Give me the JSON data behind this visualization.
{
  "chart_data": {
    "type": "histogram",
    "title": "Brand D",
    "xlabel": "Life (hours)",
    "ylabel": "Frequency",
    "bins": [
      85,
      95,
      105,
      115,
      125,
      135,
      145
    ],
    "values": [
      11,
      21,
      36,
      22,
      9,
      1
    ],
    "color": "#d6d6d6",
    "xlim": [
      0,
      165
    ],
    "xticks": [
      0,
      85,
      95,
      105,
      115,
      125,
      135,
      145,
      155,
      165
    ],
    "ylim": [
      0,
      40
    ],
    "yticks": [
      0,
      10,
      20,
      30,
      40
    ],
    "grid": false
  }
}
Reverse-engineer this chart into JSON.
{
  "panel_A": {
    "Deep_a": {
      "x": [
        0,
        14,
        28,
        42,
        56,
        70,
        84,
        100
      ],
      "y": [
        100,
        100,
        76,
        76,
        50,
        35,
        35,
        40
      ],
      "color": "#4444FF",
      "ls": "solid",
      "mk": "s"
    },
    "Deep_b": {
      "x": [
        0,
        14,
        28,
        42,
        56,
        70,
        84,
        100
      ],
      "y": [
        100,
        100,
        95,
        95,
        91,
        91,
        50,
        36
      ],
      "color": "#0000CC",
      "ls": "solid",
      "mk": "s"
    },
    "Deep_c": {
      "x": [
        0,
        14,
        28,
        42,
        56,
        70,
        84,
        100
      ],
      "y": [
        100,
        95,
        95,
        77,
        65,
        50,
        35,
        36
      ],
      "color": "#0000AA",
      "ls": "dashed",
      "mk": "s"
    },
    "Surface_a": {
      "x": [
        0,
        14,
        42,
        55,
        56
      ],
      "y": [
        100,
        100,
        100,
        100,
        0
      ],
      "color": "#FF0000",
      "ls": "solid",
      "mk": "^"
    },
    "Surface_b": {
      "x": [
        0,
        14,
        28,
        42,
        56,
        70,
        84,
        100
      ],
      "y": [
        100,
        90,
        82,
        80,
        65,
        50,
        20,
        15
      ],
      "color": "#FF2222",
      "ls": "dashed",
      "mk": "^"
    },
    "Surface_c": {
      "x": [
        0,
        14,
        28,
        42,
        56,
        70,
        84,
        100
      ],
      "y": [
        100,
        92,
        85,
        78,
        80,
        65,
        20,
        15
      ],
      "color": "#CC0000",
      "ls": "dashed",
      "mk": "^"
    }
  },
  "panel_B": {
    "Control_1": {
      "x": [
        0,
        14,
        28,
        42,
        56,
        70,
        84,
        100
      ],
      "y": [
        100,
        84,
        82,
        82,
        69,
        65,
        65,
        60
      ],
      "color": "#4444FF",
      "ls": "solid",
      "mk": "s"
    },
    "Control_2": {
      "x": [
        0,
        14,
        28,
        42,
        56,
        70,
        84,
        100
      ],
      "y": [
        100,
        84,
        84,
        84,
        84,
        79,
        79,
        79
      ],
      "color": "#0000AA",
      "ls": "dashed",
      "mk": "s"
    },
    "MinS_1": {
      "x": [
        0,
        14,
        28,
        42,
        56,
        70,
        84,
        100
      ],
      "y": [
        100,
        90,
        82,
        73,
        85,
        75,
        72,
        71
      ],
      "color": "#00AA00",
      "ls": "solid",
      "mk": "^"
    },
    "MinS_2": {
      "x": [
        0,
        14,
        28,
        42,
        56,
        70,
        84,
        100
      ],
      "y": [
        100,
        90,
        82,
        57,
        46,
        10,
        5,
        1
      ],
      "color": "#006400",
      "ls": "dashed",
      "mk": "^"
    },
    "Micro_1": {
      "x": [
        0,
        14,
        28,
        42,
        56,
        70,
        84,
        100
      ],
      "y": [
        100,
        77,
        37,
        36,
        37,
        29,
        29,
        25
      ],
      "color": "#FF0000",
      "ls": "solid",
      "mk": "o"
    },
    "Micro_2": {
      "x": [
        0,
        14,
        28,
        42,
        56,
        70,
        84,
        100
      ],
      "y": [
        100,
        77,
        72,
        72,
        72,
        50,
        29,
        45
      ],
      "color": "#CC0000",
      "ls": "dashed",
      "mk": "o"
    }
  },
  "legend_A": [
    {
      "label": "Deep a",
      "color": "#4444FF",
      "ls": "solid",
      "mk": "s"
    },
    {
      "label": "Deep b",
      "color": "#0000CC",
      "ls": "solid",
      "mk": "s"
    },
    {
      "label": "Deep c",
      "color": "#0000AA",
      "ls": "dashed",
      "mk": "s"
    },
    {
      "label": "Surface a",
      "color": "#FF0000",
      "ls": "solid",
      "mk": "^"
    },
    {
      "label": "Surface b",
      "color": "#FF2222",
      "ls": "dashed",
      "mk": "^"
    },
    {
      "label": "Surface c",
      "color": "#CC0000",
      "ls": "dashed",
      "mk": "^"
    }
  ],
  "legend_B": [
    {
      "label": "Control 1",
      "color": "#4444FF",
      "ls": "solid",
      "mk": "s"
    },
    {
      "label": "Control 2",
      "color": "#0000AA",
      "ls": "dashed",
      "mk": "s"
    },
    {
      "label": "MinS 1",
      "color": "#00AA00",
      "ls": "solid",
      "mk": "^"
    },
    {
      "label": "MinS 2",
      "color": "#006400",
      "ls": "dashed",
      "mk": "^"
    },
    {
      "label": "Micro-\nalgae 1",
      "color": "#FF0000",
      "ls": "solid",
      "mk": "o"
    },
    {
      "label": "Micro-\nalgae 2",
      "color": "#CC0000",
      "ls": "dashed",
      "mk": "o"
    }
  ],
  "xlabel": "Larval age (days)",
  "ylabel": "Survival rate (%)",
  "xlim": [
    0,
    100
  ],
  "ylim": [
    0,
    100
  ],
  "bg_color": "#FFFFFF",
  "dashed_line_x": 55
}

▶ _DIRECTIVE_:
Only lines that contain the word "this" are wanted; copy each of them.

▶ _SOLUTION BELOW_:
Give me the JSON data behind this visualization.
Reverse-engineer this chart into JSON.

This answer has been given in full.